**PROBLEM**
Write out all of the entries exactly, please.

**Data records**
<<<<

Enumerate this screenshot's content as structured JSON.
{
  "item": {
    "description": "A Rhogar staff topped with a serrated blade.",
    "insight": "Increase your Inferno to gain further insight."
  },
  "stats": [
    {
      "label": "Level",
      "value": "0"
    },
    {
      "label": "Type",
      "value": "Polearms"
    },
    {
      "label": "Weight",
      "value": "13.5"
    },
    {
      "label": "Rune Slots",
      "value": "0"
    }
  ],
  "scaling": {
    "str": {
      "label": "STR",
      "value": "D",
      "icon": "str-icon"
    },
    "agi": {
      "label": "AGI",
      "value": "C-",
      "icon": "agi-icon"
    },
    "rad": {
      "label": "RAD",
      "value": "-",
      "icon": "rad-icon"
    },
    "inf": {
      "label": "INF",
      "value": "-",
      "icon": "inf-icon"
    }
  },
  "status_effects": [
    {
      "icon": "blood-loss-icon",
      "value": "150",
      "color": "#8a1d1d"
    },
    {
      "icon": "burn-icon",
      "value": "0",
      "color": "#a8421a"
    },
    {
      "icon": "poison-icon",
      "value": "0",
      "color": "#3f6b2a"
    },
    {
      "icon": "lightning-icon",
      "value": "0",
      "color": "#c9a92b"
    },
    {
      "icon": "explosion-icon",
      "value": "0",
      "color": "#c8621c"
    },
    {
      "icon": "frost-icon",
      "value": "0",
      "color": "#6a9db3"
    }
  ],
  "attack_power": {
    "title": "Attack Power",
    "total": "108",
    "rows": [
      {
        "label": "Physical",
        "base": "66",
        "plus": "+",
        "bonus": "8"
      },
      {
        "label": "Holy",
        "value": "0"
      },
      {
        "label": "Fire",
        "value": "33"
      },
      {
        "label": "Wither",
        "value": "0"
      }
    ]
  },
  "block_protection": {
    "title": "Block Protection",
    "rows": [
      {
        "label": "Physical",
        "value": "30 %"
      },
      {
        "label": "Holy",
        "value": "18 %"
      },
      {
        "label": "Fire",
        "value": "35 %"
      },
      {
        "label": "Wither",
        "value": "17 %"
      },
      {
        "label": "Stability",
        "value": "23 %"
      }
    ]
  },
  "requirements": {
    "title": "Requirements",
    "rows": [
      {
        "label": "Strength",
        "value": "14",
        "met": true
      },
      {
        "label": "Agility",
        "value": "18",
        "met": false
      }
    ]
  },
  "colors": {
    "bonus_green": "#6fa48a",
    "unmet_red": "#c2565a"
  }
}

>>>>

**PROBLEM SOLUTION**
Enumerate this screenshot's content as structured JSON.
{
  "item": {
    "description": "A Rhogar staff topped with a serrated blade.",
    "insight": "Increase your Inferno to gain further insight."
  },
  "stats": [
    {
      "label": "Level",
      "value": "0"
    },
    {
      "label": "Type",
      "value": "Polearms"
    },
    {
      "label": "Weight",
      "value": "13.5"
    },
    {
      "label": "Rune Slots",
      "value": "0"
    }
  ],
  "scaling": {
    "str": {
      "label": "STR",
      "value": "D",
      "icon": "str-icon"
    },
    "agi": {
      "label": "AGI",
      "value": "C-",
      "icon": "agi-icon"
    },
    "rad": {
      "label": "RAD",
      "value": "-",
      "icon": "rad-icon"
    },
    "inf": {
      "label": "INF",
      "value": "-",
      "icon": "inf-icon"
    }
  },
  "status_effects": [
    {
      "icon": "blood-loss-icon",
      "value": "150",
      "color": "#8a1d1d"
    },
    {
      "icon": "burn-icon",
      "value": "0",
      "color": "#a8421a"
    },
    {
      "icon": "poison-icon",
      "value": "0",
      "color": "#3f6b2a"
    },
    {
      "icon": "lightning-icon",
      "value": "0",
      "color": "#c9a92b"
    },
    {
      "icon": "explosion-icon",
      "value": "0",
      "color": "#c8621c"
    },
    {
      "icon": "frost-icon",
      "value": "0",
      "color": "#6a9db3"
    }
  ],
  "attack_power": {
    "title": "Attack Power",
    "total": "108",
    "rows": [
      {
        "label": "Physical",
        "base": "66",
        "plus": "+",
        "bonus": "8"
      },
      {
        "label": "Holy",
        "value": "0"
      },
      {
        "label": "Fire",
        "value": "33"
      },
      {
        "label": "Wither",
        "value": "0"
      }
    ]
  },
  "block_protection": {
    "title": "Block Protection",
    "rows": [
      {
        "label": "Physical",
        "value": "30 %"
      },
      {
        "label": "Holy",
        "value": "18 %"
      },
      {
        "label": "Fire",
        "value": "35 %"
      },
      {
        "label": "Wither",
        "value": "17 %"
      },
      {
        "label": "Stability",
        "value": "23 %"
      }
    ]
  },
  "requirements": {
    "title": "Requirements",
    "rows": [
      {
        "label": "Strength",
        "value": "14",
        "met": true
      },
      {
        "label": "Agility",
        "value": "18",
        "met": false
      }
    ]
  },
  "colors": {
    "bonus_green": "#6fa48a",
    "unmet_red": "#c2565a"
  }
}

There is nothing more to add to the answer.